§ **DESCRIPTION OF THE TASK**:
Take each line that has the word "социального" and return it.

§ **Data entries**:

○ ○ ○

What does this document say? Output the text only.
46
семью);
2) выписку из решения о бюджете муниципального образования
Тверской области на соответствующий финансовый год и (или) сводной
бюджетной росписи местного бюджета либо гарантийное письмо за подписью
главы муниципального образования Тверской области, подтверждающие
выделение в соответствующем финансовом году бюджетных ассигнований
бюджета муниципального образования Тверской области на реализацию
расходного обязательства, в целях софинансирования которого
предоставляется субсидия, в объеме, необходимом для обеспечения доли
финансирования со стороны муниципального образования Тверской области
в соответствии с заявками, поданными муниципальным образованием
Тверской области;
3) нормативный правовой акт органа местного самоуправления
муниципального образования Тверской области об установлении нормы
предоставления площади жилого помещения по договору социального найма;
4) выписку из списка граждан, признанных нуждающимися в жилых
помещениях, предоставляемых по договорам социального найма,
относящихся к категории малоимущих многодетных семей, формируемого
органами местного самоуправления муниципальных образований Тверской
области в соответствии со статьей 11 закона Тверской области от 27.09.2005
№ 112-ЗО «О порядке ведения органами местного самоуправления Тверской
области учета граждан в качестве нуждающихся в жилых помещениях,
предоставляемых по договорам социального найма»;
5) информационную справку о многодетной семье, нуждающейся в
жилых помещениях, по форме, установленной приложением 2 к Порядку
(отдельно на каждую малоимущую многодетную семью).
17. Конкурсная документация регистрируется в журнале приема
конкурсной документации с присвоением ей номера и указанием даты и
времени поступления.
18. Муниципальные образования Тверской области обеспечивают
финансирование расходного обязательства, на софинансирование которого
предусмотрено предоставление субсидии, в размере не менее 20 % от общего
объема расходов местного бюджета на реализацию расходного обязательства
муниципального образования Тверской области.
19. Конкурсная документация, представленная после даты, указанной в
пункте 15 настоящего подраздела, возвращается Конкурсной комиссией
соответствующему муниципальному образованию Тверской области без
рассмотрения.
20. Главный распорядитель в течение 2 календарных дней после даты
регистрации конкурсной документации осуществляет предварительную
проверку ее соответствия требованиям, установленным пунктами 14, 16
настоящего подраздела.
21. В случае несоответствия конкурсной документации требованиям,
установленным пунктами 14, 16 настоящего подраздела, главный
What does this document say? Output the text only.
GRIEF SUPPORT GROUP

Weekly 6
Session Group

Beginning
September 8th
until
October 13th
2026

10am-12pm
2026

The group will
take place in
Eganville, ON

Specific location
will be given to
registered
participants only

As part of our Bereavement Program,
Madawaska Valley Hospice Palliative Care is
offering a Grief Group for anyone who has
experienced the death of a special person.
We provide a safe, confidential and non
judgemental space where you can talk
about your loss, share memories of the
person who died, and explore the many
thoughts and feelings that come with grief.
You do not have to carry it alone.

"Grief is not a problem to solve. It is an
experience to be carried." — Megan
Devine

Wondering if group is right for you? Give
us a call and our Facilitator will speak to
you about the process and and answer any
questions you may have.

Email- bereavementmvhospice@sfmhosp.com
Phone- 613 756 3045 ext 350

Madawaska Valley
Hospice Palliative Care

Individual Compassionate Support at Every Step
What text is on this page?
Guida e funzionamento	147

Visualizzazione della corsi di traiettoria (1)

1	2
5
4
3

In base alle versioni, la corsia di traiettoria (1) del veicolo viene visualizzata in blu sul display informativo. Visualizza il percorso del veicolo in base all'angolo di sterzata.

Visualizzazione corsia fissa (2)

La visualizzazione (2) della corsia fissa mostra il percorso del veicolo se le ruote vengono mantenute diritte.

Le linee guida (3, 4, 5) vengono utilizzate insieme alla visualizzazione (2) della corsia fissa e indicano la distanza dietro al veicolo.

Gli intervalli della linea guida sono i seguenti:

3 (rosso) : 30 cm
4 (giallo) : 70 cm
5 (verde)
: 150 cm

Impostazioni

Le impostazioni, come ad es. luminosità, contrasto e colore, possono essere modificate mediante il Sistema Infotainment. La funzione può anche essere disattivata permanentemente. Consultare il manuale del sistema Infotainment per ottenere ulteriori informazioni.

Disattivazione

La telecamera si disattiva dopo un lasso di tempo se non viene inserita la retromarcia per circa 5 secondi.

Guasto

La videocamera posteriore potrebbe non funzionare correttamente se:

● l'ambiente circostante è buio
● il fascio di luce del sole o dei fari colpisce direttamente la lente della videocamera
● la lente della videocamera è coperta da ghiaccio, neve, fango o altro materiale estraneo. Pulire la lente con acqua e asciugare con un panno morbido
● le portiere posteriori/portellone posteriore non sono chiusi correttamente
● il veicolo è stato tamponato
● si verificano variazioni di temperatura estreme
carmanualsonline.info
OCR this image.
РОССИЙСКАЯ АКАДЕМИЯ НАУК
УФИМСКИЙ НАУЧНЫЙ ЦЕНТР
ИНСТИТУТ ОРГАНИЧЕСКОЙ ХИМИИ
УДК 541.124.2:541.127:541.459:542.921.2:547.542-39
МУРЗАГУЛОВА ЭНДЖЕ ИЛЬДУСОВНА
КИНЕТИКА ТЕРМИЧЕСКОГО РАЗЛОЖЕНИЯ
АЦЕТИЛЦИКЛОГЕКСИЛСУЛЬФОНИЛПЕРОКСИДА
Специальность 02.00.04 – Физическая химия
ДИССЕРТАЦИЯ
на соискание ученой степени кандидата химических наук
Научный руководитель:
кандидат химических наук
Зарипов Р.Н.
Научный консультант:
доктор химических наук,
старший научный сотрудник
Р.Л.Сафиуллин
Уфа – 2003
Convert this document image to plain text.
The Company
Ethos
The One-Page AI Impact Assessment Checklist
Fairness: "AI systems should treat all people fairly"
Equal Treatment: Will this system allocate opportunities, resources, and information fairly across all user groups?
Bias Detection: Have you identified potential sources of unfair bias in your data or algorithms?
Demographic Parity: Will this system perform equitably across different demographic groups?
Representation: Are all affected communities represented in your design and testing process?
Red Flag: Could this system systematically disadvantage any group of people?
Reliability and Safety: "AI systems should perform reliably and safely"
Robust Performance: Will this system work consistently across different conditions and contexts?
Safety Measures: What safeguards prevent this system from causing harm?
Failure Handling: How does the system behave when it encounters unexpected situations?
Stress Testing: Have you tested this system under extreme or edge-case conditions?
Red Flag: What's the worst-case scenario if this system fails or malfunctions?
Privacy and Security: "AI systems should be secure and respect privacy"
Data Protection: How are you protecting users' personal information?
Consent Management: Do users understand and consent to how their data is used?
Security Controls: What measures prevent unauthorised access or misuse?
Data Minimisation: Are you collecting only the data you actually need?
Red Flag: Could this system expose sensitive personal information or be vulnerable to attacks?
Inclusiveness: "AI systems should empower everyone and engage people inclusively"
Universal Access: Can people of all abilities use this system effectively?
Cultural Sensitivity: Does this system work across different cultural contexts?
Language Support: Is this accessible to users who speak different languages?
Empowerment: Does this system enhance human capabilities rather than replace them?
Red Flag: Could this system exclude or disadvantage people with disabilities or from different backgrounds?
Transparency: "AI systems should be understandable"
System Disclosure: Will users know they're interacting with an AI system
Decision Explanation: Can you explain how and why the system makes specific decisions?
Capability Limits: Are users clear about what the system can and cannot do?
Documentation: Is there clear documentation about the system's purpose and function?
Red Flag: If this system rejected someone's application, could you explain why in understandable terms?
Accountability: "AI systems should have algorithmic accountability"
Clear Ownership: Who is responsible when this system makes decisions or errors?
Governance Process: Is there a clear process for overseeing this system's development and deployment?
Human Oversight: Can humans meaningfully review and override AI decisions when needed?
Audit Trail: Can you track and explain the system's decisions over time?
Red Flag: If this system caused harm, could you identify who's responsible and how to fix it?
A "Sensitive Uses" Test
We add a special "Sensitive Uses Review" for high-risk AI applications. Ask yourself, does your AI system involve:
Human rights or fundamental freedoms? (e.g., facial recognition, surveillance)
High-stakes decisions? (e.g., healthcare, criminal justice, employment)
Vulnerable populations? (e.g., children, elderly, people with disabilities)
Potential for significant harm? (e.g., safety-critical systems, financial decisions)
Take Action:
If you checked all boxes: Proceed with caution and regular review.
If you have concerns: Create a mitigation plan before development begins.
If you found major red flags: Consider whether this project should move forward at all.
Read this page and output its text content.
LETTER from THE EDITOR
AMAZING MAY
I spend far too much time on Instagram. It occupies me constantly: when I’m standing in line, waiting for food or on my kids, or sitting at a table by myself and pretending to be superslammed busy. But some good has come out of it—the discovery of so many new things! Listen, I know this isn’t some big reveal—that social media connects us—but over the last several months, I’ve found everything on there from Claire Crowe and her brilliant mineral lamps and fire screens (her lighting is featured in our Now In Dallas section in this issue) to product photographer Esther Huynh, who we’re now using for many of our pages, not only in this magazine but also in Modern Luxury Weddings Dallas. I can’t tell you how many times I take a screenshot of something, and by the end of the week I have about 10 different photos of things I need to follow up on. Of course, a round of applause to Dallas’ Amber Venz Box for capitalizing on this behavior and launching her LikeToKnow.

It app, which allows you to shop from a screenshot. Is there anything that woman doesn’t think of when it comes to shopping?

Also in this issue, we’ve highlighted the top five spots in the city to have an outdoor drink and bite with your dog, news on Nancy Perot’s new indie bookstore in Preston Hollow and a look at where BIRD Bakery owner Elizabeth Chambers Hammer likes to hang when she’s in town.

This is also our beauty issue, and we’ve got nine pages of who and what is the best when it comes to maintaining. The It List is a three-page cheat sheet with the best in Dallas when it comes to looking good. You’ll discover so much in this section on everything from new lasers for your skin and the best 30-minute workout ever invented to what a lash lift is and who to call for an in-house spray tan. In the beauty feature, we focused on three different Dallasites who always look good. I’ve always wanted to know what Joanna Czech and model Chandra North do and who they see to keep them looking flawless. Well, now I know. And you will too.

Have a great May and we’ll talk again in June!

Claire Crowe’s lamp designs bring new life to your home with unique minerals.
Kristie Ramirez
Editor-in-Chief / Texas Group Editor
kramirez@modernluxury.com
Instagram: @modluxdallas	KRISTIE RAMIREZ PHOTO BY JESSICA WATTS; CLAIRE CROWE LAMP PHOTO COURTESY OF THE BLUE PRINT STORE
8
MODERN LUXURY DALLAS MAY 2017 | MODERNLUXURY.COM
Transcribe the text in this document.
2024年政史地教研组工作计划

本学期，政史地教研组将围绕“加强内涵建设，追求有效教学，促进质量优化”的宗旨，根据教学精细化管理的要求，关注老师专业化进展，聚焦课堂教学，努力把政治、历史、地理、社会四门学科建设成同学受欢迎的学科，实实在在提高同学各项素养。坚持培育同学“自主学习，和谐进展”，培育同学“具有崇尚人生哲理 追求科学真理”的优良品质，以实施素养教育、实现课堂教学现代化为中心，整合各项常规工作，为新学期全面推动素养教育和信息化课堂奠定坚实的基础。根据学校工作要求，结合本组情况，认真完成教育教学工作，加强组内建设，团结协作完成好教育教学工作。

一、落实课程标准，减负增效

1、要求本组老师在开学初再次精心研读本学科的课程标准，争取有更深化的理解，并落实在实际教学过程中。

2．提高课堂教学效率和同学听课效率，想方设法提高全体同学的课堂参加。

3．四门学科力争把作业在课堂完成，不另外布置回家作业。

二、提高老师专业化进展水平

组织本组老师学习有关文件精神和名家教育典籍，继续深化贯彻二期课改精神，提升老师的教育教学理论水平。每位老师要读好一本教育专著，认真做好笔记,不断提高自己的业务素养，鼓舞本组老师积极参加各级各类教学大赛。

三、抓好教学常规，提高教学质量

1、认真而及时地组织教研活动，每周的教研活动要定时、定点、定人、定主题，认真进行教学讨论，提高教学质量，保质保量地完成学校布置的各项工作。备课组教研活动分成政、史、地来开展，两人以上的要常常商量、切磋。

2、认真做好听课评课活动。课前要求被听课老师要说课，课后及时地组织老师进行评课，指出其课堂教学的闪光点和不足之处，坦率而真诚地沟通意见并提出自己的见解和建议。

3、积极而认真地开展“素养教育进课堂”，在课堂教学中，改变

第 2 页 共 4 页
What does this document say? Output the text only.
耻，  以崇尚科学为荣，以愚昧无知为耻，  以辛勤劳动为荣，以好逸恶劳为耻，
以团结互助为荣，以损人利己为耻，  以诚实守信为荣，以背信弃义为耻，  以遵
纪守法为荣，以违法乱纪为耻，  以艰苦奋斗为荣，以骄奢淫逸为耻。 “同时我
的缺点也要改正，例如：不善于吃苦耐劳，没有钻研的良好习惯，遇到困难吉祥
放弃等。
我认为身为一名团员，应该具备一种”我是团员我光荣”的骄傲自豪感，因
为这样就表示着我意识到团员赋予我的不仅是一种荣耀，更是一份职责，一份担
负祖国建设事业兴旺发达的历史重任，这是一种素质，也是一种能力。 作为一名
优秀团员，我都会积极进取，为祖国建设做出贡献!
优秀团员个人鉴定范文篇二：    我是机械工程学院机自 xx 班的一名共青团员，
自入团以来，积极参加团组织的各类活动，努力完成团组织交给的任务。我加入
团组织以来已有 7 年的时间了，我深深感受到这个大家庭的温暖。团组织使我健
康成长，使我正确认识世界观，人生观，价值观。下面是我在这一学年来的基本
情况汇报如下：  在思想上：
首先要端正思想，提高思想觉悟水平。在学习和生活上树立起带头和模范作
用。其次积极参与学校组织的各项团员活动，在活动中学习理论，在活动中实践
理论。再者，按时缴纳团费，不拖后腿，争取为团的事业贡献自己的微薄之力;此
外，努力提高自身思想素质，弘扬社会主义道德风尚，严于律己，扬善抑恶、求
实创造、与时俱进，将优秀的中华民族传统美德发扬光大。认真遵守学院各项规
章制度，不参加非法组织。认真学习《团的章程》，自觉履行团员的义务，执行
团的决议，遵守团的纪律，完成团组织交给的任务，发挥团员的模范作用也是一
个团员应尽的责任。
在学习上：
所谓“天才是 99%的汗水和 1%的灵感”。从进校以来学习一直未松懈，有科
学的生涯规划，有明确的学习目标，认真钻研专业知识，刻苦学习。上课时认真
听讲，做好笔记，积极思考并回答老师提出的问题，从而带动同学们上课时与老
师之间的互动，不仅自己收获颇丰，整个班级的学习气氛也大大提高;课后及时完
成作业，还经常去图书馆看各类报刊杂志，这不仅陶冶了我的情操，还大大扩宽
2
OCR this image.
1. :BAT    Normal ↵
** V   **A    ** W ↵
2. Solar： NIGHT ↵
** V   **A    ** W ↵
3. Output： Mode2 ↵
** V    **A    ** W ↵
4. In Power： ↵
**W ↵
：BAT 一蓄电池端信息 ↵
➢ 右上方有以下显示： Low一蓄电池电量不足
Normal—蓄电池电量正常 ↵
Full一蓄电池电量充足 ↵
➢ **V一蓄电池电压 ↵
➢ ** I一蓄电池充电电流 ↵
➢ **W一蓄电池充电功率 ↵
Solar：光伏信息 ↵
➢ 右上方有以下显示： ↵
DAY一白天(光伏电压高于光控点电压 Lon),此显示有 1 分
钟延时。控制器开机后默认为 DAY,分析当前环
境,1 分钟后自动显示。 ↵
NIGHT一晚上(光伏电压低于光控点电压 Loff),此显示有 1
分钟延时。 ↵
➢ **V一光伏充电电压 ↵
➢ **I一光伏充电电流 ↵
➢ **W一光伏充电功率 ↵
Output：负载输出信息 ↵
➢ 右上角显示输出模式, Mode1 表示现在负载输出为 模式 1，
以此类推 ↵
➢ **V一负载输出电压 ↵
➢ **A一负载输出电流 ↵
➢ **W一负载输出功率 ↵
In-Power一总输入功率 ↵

○ ○ ○

§ **ANSWER**:
предоставления площади жилого помещения по договору социального найма;
помещениях, предоставляемых по договорам социального найма,
предоставляемых по договорам социального найма»;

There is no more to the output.